**EXERCISE PROMPT**
Take the line that contains "Extract all readable text from this page." as the first line and the final line of the records as the last; return exactly those lines and the lines between.

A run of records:

- - - - -

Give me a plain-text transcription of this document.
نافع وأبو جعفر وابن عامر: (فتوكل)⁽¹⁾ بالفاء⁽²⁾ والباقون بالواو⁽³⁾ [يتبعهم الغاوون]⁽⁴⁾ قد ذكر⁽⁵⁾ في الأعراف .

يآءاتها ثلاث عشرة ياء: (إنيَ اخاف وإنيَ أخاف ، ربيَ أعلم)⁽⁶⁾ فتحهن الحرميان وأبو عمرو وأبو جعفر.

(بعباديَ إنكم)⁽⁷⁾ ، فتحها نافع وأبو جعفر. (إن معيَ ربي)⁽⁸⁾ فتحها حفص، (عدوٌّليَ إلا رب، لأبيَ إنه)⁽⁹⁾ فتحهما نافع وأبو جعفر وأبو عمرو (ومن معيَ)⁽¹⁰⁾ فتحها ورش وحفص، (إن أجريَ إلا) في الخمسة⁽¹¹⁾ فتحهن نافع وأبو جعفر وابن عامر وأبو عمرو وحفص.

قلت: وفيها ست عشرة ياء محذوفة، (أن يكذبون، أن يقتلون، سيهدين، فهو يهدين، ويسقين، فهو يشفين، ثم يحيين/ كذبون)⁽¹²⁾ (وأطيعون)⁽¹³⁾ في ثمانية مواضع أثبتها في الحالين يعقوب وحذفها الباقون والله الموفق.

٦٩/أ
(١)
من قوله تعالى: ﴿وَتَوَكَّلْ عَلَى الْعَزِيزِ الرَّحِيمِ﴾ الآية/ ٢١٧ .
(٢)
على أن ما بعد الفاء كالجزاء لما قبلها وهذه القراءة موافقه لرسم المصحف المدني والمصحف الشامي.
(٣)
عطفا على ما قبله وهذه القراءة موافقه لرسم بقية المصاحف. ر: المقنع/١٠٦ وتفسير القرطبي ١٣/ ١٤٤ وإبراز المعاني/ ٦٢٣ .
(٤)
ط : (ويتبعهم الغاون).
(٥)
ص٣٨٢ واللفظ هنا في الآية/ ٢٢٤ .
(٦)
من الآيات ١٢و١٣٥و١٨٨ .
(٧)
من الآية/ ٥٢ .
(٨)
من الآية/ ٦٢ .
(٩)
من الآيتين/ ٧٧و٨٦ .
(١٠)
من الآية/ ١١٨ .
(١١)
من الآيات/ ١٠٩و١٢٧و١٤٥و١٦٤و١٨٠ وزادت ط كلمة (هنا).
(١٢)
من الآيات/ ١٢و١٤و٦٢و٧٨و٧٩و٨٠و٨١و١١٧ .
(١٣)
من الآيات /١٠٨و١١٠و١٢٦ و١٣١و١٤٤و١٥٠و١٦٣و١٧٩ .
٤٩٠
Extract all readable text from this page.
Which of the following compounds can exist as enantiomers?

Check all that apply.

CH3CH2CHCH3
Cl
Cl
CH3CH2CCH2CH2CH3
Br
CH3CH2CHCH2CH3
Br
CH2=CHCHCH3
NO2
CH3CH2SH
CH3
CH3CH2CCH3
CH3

- - - - -

**RESULT OF THE EXERCISE**
Extract all readable text from this page.
Which of the following compounds can exist as enantiomers?

Check all that apply.

CH3CH2CHCH3
Cl
Cl
CH3CH2CCH2CH2CH3
Br
CH3CH2CHCH2CH3
Br
CH2=CHCHCH3
NO2
CH3CH2SH
CH3
CH3CH2CCH3
CH3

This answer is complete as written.